==== MATERIAL TO PROCESS
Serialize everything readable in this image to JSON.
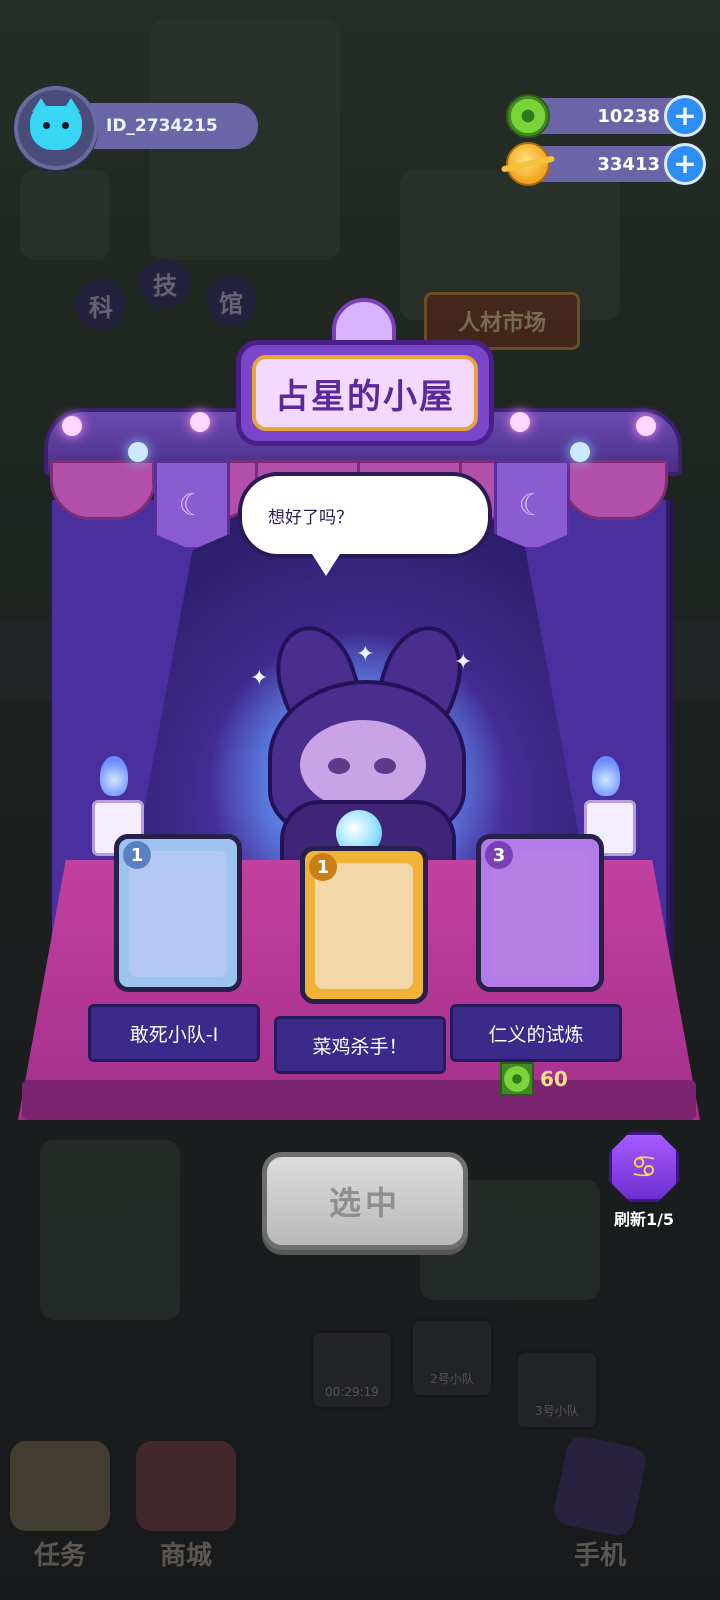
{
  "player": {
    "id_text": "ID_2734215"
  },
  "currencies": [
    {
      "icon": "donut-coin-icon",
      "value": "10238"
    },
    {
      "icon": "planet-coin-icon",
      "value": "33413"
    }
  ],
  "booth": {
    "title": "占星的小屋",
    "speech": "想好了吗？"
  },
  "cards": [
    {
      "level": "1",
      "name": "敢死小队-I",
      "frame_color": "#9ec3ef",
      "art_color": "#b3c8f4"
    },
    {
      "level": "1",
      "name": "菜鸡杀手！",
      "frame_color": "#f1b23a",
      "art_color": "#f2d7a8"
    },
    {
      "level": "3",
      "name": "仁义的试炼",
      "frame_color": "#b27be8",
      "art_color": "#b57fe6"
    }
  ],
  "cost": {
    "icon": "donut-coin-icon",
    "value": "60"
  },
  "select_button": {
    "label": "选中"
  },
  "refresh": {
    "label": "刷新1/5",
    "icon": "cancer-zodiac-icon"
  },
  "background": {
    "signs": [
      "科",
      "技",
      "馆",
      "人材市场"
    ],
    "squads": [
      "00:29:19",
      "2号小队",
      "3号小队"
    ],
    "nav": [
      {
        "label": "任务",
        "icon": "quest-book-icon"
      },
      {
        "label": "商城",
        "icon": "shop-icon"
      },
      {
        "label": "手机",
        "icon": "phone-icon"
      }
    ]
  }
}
========
==== MATERIAL TO PROCESS
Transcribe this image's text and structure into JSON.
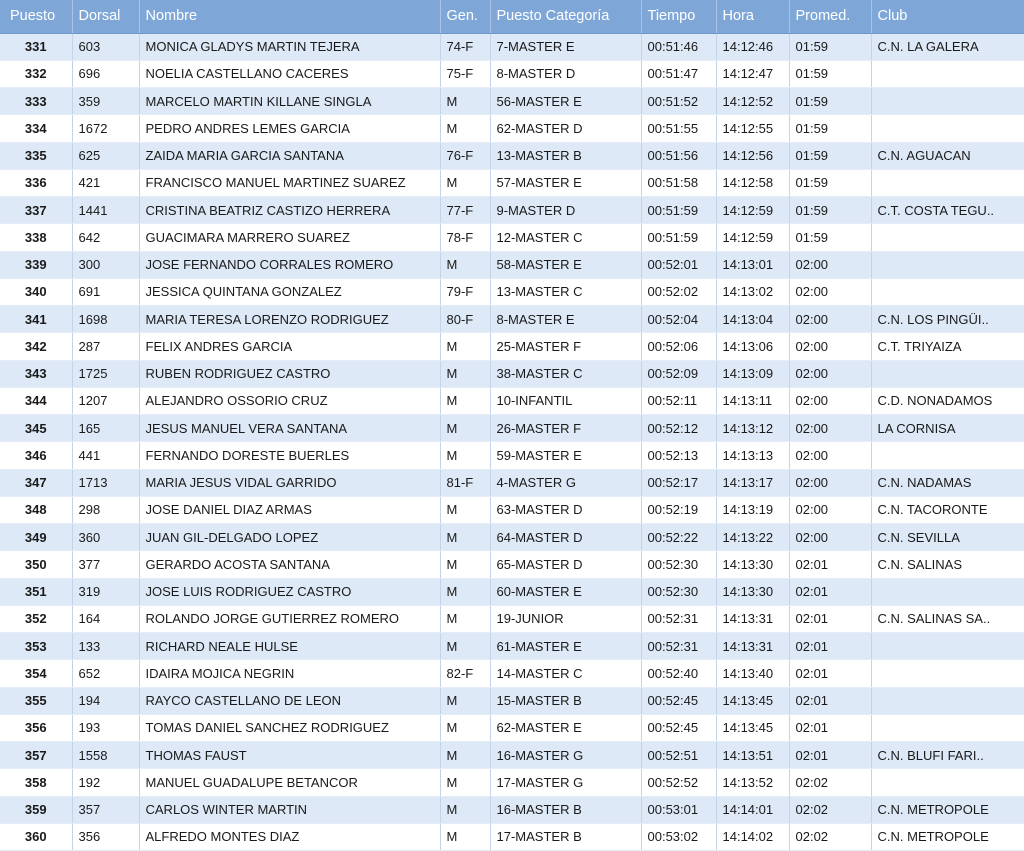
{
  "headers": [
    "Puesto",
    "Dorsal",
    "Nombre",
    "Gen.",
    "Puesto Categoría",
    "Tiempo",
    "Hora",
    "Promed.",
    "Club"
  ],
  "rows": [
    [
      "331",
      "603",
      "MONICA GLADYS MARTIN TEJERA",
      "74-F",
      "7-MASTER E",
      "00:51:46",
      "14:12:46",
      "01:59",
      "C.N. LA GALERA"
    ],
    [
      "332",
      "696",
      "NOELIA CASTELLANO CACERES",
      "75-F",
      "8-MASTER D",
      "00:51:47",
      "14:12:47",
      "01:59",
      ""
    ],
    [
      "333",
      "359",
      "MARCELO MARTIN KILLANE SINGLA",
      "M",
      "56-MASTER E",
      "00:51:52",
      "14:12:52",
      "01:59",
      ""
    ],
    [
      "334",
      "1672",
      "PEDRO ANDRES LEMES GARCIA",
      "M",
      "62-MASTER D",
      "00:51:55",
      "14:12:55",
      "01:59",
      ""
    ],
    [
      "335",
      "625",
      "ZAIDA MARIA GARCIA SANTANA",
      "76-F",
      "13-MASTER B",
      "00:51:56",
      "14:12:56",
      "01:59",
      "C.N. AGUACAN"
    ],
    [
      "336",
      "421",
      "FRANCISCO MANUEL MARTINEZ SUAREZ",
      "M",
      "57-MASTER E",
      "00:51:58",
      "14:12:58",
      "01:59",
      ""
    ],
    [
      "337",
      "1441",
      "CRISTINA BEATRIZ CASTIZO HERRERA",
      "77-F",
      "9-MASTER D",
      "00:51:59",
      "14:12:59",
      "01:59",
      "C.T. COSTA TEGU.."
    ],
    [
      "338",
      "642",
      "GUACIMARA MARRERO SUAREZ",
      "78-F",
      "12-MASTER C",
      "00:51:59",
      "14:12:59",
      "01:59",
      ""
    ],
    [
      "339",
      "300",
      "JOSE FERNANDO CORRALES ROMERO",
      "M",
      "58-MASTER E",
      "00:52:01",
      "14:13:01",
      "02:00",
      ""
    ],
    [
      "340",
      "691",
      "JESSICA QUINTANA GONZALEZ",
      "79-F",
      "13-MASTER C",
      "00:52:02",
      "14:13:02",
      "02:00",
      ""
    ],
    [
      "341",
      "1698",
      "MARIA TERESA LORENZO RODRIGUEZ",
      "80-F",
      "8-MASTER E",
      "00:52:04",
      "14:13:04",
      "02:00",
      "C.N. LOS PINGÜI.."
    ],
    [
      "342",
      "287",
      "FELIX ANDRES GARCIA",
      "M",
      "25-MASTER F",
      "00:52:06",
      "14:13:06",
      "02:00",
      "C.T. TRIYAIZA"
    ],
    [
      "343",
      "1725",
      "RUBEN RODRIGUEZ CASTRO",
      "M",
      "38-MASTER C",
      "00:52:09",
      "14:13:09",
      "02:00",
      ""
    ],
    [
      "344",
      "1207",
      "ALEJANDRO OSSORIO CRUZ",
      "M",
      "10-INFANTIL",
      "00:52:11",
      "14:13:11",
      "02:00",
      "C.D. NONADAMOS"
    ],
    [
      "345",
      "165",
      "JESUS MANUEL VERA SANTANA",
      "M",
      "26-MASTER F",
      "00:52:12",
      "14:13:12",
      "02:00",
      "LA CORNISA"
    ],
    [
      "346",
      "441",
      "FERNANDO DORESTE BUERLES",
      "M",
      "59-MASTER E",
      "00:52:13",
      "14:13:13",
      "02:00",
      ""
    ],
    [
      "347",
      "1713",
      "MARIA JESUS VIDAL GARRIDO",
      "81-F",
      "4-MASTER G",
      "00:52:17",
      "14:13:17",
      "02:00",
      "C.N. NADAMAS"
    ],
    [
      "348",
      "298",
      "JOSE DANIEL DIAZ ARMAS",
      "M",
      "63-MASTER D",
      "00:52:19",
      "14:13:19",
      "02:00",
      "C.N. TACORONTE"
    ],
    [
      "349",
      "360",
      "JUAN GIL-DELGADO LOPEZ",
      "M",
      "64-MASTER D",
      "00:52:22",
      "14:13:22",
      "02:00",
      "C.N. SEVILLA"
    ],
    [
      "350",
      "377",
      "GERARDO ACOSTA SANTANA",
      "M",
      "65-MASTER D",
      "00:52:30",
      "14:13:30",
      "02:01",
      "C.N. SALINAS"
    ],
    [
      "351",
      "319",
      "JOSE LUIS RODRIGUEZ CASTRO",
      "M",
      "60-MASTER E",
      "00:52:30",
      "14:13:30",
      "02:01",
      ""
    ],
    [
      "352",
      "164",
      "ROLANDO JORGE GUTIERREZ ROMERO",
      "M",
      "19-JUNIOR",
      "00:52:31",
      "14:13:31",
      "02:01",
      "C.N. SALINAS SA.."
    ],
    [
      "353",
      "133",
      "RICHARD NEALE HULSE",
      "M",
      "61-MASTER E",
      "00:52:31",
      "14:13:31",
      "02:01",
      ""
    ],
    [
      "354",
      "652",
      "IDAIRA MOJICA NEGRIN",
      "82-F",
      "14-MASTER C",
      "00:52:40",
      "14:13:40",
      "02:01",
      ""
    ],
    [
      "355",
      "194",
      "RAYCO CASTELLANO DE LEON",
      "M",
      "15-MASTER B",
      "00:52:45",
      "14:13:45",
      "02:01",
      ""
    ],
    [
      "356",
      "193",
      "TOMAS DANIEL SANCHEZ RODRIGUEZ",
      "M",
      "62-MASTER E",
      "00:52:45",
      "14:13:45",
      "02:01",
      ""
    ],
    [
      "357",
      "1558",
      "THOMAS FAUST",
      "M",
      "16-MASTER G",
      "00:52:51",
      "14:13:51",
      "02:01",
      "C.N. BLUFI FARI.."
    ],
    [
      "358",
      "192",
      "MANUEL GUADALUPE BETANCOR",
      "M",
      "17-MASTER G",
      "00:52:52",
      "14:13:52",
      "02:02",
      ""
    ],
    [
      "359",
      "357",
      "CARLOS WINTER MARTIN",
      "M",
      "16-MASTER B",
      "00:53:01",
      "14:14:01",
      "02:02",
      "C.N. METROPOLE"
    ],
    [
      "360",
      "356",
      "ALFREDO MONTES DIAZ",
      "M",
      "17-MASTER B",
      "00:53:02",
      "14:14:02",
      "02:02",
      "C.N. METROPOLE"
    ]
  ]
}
========
==== MATERIAL TO PROCESS
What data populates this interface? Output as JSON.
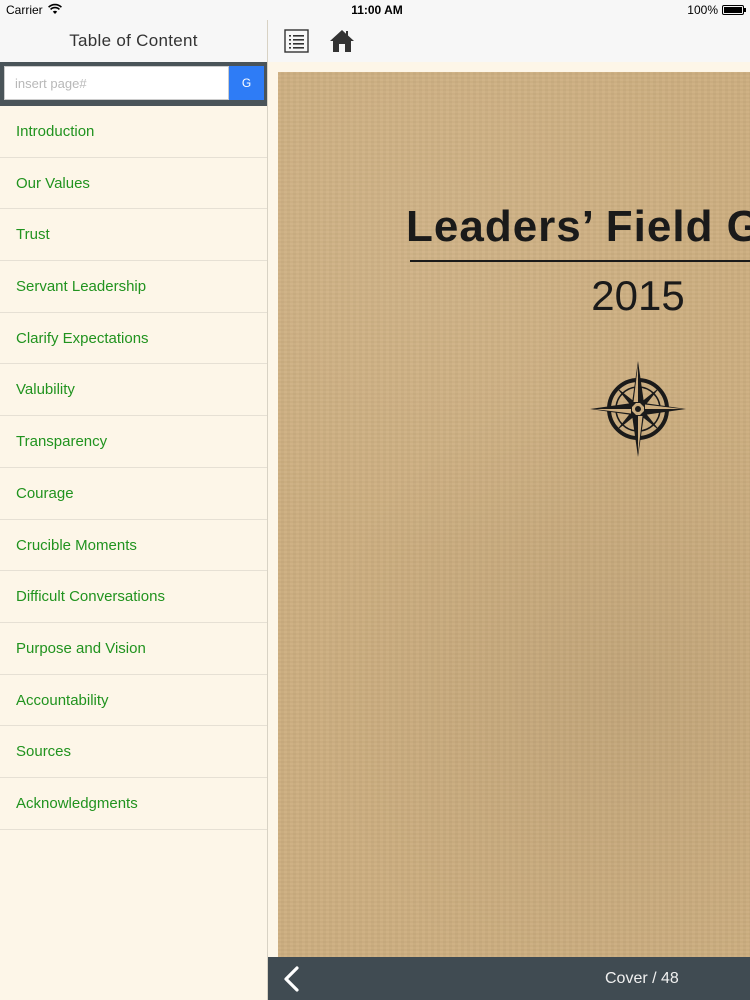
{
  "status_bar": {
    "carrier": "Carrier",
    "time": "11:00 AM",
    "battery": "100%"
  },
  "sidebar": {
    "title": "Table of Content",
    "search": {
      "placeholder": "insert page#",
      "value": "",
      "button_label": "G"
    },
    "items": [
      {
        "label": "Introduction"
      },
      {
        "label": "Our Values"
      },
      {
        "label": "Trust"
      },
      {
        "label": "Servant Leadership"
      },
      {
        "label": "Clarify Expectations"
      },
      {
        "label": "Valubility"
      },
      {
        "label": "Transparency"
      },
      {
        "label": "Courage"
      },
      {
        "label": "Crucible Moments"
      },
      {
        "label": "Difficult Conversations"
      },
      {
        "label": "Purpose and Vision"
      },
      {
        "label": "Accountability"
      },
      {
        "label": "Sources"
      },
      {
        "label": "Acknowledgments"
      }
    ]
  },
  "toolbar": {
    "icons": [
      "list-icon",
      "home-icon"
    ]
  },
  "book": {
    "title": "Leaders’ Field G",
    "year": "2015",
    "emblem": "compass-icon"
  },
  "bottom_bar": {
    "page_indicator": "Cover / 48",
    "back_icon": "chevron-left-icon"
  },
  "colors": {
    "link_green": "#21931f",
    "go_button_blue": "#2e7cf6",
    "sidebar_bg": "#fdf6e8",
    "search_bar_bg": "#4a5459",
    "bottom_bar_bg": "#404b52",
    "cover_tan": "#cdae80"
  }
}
========
◆ **WHAT YOU HAVE TO DO**
Your task is to pick out every line with the string "JSON" and copy it.

◆ **FULL ANSWER**
Serialize everything readable in this image to JSON.
Transcribe this image's text and structure into JSON.
What data populates this interface? Output as JSON.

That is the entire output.